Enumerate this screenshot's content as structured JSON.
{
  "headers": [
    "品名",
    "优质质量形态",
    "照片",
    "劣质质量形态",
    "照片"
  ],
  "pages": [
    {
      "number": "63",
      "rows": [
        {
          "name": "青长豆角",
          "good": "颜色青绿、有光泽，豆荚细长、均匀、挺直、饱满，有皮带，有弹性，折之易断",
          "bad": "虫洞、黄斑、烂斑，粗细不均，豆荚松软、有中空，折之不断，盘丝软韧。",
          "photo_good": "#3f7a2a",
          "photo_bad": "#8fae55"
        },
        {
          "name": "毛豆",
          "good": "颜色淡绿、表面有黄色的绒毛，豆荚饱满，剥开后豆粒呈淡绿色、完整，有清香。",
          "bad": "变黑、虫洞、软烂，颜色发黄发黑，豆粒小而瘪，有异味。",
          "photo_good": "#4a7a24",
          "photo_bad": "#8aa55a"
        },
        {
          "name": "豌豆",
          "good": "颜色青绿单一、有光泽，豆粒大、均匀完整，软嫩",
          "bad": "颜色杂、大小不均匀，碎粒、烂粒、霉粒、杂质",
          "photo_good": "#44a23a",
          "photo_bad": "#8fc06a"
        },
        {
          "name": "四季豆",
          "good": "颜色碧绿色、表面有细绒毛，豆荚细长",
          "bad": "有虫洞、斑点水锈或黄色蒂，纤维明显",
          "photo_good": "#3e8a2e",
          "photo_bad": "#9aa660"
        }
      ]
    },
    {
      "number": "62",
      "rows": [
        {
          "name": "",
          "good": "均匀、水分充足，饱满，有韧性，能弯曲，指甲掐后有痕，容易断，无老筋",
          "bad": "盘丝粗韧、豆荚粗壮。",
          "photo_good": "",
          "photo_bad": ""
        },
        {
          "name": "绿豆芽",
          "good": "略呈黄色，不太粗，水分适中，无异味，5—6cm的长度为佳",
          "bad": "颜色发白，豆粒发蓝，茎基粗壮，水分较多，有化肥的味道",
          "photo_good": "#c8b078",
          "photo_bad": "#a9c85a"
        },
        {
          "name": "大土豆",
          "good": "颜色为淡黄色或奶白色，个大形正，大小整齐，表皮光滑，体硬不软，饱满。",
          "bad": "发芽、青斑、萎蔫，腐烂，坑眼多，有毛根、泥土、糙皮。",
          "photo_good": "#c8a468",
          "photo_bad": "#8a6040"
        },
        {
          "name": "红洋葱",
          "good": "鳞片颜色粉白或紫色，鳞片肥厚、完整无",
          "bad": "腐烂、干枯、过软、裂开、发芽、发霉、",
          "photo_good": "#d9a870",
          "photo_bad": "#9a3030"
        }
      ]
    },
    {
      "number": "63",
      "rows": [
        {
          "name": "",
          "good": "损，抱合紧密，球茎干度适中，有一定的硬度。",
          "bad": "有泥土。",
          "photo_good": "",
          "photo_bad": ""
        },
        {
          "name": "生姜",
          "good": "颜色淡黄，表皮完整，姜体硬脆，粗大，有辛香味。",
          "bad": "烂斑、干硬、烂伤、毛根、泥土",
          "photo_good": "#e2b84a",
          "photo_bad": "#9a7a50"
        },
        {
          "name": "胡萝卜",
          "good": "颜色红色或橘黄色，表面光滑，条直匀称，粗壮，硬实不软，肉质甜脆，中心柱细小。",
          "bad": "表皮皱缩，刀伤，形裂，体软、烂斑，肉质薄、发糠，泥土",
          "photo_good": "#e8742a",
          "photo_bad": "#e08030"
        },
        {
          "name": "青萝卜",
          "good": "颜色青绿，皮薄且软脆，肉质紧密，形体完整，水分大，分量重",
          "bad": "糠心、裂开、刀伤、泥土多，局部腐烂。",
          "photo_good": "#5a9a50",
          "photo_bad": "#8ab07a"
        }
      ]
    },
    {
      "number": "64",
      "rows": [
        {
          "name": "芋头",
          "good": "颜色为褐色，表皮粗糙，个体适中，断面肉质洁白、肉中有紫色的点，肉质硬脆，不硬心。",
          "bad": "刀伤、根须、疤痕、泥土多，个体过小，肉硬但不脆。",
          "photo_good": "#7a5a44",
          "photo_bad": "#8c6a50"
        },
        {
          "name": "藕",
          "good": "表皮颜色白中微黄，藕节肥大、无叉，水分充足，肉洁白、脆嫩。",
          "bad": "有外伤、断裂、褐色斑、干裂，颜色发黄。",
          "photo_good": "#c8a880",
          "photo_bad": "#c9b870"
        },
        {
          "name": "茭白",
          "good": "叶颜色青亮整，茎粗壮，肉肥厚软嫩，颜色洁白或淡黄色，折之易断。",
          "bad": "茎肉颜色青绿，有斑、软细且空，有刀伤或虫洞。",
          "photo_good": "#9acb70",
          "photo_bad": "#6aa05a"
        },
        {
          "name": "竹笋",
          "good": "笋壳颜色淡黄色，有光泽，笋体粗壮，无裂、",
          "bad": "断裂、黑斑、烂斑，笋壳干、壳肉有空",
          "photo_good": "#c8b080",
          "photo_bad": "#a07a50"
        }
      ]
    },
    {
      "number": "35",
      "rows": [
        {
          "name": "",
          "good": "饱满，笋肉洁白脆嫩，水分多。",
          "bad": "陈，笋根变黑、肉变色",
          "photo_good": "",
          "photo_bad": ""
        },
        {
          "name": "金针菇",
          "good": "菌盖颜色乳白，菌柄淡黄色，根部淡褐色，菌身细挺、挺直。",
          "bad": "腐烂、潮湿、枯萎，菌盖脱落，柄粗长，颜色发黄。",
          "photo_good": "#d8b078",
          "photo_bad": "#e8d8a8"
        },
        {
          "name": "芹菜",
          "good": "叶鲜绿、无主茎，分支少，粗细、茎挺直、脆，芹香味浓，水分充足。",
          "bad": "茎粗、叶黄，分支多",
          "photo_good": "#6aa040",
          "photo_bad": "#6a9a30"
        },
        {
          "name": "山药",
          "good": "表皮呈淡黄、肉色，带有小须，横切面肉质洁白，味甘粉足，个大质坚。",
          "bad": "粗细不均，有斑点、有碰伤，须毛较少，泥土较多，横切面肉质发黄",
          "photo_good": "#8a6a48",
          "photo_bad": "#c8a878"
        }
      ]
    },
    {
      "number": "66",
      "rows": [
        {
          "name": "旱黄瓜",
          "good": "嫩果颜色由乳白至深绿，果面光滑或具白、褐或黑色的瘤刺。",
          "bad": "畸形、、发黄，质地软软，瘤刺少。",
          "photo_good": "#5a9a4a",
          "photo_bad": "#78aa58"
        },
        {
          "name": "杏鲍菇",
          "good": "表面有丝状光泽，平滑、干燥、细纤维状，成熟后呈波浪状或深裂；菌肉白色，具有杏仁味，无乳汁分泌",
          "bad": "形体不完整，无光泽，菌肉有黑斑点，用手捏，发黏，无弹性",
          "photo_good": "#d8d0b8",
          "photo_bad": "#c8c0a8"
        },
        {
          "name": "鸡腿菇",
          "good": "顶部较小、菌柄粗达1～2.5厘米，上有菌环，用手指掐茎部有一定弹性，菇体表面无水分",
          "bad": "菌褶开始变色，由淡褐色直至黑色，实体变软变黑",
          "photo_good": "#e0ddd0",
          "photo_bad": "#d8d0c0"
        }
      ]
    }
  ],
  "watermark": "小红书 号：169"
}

PROMPT: Repeat all of the records above exactly as they appear.

RESULT BELOW:
Enumerate this screenshot's content as structured JSON.
{
  "headers": [
    "品名",
    "优质质量形态",
    "照片",
    "劣质质量形态",
    "照片"
  ],
  "pages": [
    {
      "number": "63",
      "rows": [
        {
          "name": "青长豆角",
          "good": "颜色青绿、有光泽，豆荚细长、均匀、挺直、饱满，有皮带，有弹性，折之易断",
          "bad": "虫洞、黄斑、烂斑，粗细不均，豆荚松软、有中空，折之不断，盘丝软韧。",
          "photo_good": "#3f7a2a",
          "photo_bad": "#8fae55"
        },
        {
          "name": "毛豆",
          "good": "颜色淡绿、表面有黄色的绒毛，豆荚饱满，剥开后豆粒呈淡绿色、完整，有清香。",
          "bad": "变黑、虫洞、软烂，颜色发黄发黑，豆粒小而瘪，有异味。",
          "photo_good": "#4a7a24",
          "photo_bad": "#8aa55a"
        },
        {
          "name": "豌豆",
          "good": "颜色青绿单一、有光泽，豆粒大、均匀完整，软嫩",
          "bad": "颜色杂、大小不均匀，碎粒、烂粒、霉粒、杂质",
          "photo_good": "#44a23a",
          "photo_bad": "#8fc06a"
        },
        {
          "name": "四季豆",
          "good": "颜色碧绿色、表面有细绒毛，豆荚细长",
          "bad": "有虫洞、斑点水锈或黄色蒂，纤维明显",
          "photo_good": "#3e8a2e",
          "photo_bad": "#9aa660"
        }
      ]
    },
    {
      "number": "62",
      "rows": [
        {
          "name": "",
          "good": "均匀、水分充足，饱满，有韧性，能弯曲，指甲掐后有痕，容易断，无老筋",
          "bad": "盘丝粗韧、豆荚粗壮。",
          "photo_good": "",
          "photo_bad": ""
        },
        {
          "name": "绿豆芽",
          "good": "略呈黄色，不太粗，水分适中，无异味，5—6cm的长度为佳",
          "bad": "颜色发白，豆粒发蓝，茎基粗壮，水分较多，有化肥的味道",
          "photo_good": "#c8b078",
          "photo_bad": "#a9c85a"
        },
        {
          "name": "大土豆",
          "good": "颜色为淡黄色或奶白色，个大形正，大小整齐，表皮光滑，体硬不软，饱满。",
          "bad": "发芽、青斑、萎蔫，腐烂，坑眼多，有毛根、泥土、糙皮。",
          "photo_good": "#c8a468",
          "photo_bad": "#8a6040"
        },
        {
          "name": "红洋葱",
          "good": "鳞片颜色粉白或紫色，鳞片肥厚、完整无",
          "bad": "腐烂、干枯、过软、裂开、发芽、发霉、",
          "photo_good": "#d9a870",
          "photo_bad": "#9a3030"
        }
      ]
    },
    {
      "number": "63",
      "rows": [
        {
          "name": "",
          "good": "损，抱合紧密，球茎干度适中，有一定的硬度。",
          "bad": "有泥土。",
          "photo_good": "",
          "photo_bad": ""
        },
        {
          "name": "生姜",
          "good": "颜色淡黄，表皮完整，姜体硬脆，粗大，有辛香味。",
          "bad": "烂斑、干硬、烂伤、毛根、泥土",
          "photo_good": "#e2b84a",
          "photo_bad": "#9a7a50"
        },
        {
          "name": "胡萝卜",
          "good": "颜色红色或橘黄色，表面光滑，条直匀称，粗壮，硬实不软，肉质甜脆，中心柱细小。",
          "bad": "表皮皱缩，刀伤，形裂，体软、烂斑，肉质薄、发糠，泥土",
          "photo_good": "#e8742a",
          "photo_bad": "#e08030"
        },
        {
          "name": "青萝卜",
          "good": "颜色青绿，皮薄且软脆，肉质紧密，形体完整，水分大，分量重",
          "bad": "糠心、裂开、刀伤、泥土多，局部腐烂。",
          "photo_good": "#5a9a50",
          "photo_bad": "#8ab07a"
        }
      ]
    },
    {
      "number": "64",
      "rows": [
        {
          "name": "芋头",
          "good": "颜色为褐色，表皮粗糙，个体适中，断面肉质洁白、肉中有紫色的点，肉质硬脆，不硬心。",
          "bad": "刀伤、根须、疤痕、泥土多，个体过小，肉硬但不脆。",
          "photo_good": "#7a5a44",
          "photo_bad": "#8c6a50"
        },
        {
          "name": "藕",
          "good": "表皮颜色白中微黄，藕节肥大、无叉，水分充足，肉洁白、脆嫩。",
          "bad": "有外伤、断裂、褐色斑、干裂，颜色发黄。",
          "photo_good": "#c8a880",
          "photo_bad": "#c9b870"
        },
        {
          "name": "茭白",
          "good": "叶颜色青亮整，茎粗壮，肉肥厚软嫩，颜色洁白或淡黄色，折之易断。",
          "bad": "茎肉颜色青绿，有斑、软细且空，有刀伤或虫洞。",
          "photo_good": "#9acb70",
          "photo_bad": "#6aa05a"
        },
        {
          "name": "竹笋",
          "good": "笋壳颜色淡黄色，有光泽，笋体粗壮，无裂、",
          "bad": "断裂、黑斑、烂斑，笋壳干、壳肉有空",
          "photo_good": "#c8b080",
          "photo_bad": "#a07a50"
        }
      ]
    },
    {
      "number": "35",
      "rows": [
        {
          "name": "",
          "good": "饱满，笋肉洁白脆嫩，水分多。",
          "bad": "陈，笋根变黑、肉变色",
          "photo_good": "",
          "photo_bad": ""
        },
        {
          "name": "金针菇",
          "good": "菌盖颜色乳白，菌柄淡黄色，根部淡褐色，菌身细挺、挺直。",
          "bad": "腐烂、潮湿、枯萎，菌盖脱落，柄粗长，颜色发黄。",
          "photo_good": "#d8b078",
          "photo_bad": "#e8d8a8"
        },
        {
          "name": "芹菜",
          "good": "叶鲜绿、无主茎，分支少，粗细、茎挺直、脆，芹香味浓，水分充足。",
          "bad": "茎粗、叶黄，分支多",
          "photo_good": "#6aa040",
          "photo_bad": "#6a9a30"
        },
        {
          "name": "山药",
          "good": "表皮呈淡黄、肉色，带有小须，横切面肉质洁白，味甘粉足，个大质坚。",
          "bad": "粗细不均，有斑点、有碰伤，须毛较少，泥土较多，横切面肉质发黄",
          "photo_good": "#8a6a48",
          "photo_bad": "#c8a878"
        }
      ]
    },
    {
      "number": "66",
      "rows": [
        {
          "name": "旱黄瓜",
          "good": "嫩果颜色由乳白至深绿，果面光滑或具白、褐或黑色的瘤刺。",
          "bad": "畸形、、发黄，质地软软，瘤刺少。",
          "photo_good": "#5a9a4a",
          "photo_bad": "#78aa58"
        },
        {
          "name": "杏鲍菇",
          "good": "表面有丝状光泽，平滑、干燥、细纤维状，成熟后呈波浪状或深裂；菌肉白色，具有杏仁味，无乳汁分泌",
          "bad": "形体不完整，无光泽，菌肉有黑斑点，用手捏，发黏，无弹性",
          "photo_good": "#d8d0b8",
          "photo_bad": "#c8c0a8"
        },
        {
          "name": "鸡腿菇",
          "good": "顶部较小、菌柄粗达1～2.5厘米，上有菌环，用手指掐茎部有一定弹性，菇体表面无水分",
          "bad": "菌褶开始变色，由淡褐色直至黑色，实体变软变黑",
          "photo_good": "#e0ddd0",
          "photo_bad": "#d8d0c0"
        }
      ]
    }
  ],
  "watermark": "小红书 号：169"
}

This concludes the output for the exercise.